* **Job**: Restate all of the data exactly.

* **Data for this exercise**:
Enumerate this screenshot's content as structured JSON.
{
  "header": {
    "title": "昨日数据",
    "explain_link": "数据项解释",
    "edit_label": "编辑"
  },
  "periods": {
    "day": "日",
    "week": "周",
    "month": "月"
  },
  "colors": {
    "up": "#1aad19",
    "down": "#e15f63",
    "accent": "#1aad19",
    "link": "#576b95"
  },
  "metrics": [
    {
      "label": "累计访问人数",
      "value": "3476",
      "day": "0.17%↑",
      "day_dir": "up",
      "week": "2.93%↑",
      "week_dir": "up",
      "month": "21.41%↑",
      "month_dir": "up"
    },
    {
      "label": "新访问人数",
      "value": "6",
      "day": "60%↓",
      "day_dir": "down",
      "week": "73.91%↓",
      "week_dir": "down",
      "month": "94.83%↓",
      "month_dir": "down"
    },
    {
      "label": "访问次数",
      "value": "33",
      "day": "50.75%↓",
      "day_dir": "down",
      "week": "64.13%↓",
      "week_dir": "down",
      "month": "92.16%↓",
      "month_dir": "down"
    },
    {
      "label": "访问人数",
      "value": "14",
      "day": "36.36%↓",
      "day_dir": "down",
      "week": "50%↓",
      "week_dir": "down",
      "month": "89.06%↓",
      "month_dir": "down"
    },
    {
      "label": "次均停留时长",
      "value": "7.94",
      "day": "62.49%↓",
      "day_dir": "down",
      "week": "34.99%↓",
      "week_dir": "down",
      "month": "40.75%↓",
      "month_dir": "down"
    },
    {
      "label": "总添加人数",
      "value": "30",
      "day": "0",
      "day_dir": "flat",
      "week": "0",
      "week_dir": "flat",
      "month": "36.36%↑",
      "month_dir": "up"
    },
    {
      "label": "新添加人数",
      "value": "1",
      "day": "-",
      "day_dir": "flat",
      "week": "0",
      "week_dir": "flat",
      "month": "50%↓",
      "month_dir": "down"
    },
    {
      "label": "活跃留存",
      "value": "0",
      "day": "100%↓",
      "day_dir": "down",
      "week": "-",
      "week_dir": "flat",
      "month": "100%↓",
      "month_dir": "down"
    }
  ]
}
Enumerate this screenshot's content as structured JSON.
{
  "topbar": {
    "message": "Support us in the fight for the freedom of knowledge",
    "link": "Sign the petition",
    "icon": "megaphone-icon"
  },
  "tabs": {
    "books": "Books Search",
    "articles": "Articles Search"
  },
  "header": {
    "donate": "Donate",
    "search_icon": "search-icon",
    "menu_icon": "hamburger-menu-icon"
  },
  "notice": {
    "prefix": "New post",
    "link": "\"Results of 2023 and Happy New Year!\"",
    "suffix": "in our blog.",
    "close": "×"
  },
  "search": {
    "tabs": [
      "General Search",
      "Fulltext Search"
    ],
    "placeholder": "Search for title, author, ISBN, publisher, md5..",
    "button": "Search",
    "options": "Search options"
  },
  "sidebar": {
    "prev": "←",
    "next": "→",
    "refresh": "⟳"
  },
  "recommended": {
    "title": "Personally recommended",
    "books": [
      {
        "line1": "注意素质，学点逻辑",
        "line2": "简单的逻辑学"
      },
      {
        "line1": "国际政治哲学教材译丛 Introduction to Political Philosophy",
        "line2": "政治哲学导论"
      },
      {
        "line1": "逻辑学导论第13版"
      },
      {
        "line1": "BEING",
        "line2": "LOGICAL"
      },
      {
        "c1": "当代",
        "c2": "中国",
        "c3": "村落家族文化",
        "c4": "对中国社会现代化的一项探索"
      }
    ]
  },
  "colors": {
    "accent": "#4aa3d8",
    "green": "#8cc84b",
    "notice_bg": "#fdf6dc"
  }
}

* **The answer**:
Enumerate this screenshot's content as structured JSON.
{
  "header": {
    "title": "昨日数据",
    "explain_link": "数据项解释",
    "edit_label": "编辑"
  },
  "periods": {
    "day": "日",
    "week": "周",
    "month": "月"
  },
  "colors": {
    "up": "#1aad19",
    "down": "#e15f63",
    "accent": "#1aad19",
    "link": "#576b95"
  },
  "metrics": [
    {
      "label": "累计访问人数",
      "value": "3476",
      "day": "0.17%↑",
      "day_dir": "up",
      "week": "2.93%↑",
      "week_dir": "up",
      "month": "21.41%↑",
      "month_dir": "up"
    },
    {
      "label": "新访问人数",
      "value": "6",
      "day": "60%↓",
      "day_dir": "down",
      "week": "73.91%↓",
      "week_dir": "down",
      "month": "94.83%↓",
      "month_dir": "down"
    },
    {
      "label": "访问次数",
      "value": "33",
      "day": "50.75%↓",
      "day_dir": "down",
      "week": "64.13%↓",
      "week_dir": "down",
      "month": "92.16%↓",
      "month_dir": "down"
    },
    {
      "label": "访问人数",
      "value": "14",
      "day": "36.36%↓",
      "day_dir": "down",
      "week": "50%↓",
      "week_dir": "down",
      "month": "89.06%↓",
      "month_dir": "down"
    },
    {
      "label": "次均停留时长",
      "value": "7.94",
      "day": "62.49%↓",
      "day_dir": "down",
      "week": "34.99%↓",
      "week_dir": "down",
      "month": "40.75%↓",
      "month_dir": "down"
    },
    {
      "label": "总添加人数",
      "value": "30",
      "day": "0",
      "day_dir": "flat",
      "week": "0",
      "week_dir": "flat",
      "month": "36.36%↑",
      "month_dir": "up"
    },
    {
      "label": "新添加人数",
      "value": "1",
      "day": "-",
      "day_dir": "flat",
      "week": "0",
      "week_dir": "flat",
      "month": "50%↓",
      "month_dir": "down"
    },
    {
      "label": "活跃留存",
      "value": "0",
      "day": "100%↓",
      "day_dir": "down",
      "week": "-",
      "week_dir": "flat",
      "month": "100%↓",
      "month_dir": "down"
    }
  ]
}
Enumerate this screenshot's content as structured JSON.
{
  "topbar": {
    "message": "Support us in the fight for the freedom of knowledge",
    "link": "Sign the petition",
    "icon": "megaphone-icon"
  },
  "tabs": {
    "books": "Books Search",
    "articles": "Articles Search"
  },
  "header": {
    "donate": "Donate",
    "search_icon": "search-icon",
    "menu_icon": "hamburger-menu-icon"
  },
  "notice": {
    "prefix": "New post",
    "link": "\"Results of 2023 and Happy New Year!\"",
    "suffix": "in our blog.",
    "close": "×"
  },
  "search": {
    "tabs": [
      "General Search",
      "Fulltext Search"
    ],
    "placeholder": "Search for title, author, ISBN, publisher, md5..",
    "button": "Search",
    "options": "Search options"
  },
  "sidebar": {
    "prev": "←",
    "next": "→",
    "refresh": "⟳"
  },
  "recommended": {
    "title": "Personally recommended",
    "books": [
      {
        "line1": "注意素质，学点逻辑",
        "line2": "简单的逻辑学"
      },
      {
        "line1": "国际政治哲学教材译丛 Introduction to Political Philosophy",
        "line2": "政治哲学导论"
      },
      {
        "line1": "逻辑学导论第13版"
      },
      {
        "line1": "BEING",
        "line2": "LOGICAL"
      },
      {
        "c1": "当代",
        "c2": "中国",
        "c3": "村落家族文化",
        "c4": "对中国社会现代化的一项探索"
      }
    ]
  },
  "colors": {
    "accent": "#4aa3d8",
    "green": "#8cc84b",
    "notice_bg": "#fdf6dc"
  }
}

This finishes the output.